Set task – Every line of the material below should be repeated exactly.

Provided information –
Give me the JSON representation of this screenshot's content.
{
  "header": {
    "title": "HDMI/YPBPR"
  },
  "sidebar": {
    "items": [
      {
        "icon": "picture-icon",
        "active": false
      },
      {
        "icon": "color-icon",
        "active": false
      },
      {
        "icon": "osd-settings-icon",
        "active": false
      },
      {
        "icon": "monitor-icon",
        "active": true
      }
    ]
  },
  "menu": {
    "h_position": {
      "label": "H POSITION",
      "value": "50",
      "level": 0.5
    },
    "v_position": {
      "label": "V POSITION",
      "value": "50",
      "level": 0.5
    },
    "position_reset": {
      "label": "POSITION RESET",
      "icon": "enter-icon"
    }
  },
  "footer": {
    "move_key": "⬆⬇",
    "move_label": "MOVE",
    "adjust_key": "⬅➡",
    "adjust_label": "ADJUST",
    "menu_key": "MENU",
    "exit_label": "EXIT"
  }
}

The output –
Give me the JSON representation of this screenshot's content.
{
  "header": {
    "title": "HDMI/YPBPR"
  },
  "sidebar": {
    "items": [
      {
        "icon": "picture-icon",
        "active": false
      },
      {
        "icon": "color-icon",
        "active": false
      },
      {
        "icon": "osd-settings-icon",
        "active": false
      },
      {
        "icon": "monitor-icon",
        "active": true
      }
    ]
  },
  "menu": {
    "h_position": {
      "label": "H POSITION",
      "value": "50",
      "level": 0.5
    },
    "v_position": {
      "label": "V POSITION",
      "value": "50",
      "level": 0.5
    },
    "position_reset": {
      "label": "POSITION RESET",
      "icon": "enter-icon"
    }
  },
  "footer": {
    "move_key": "⬆⬇",
    "move_label": "MOVE",
    "adjust_key": "⬅➡",
    "adjust_label": "ADJUST",
    "menu_key": "MENU",
    "exit_label": "EXIT"
  }
}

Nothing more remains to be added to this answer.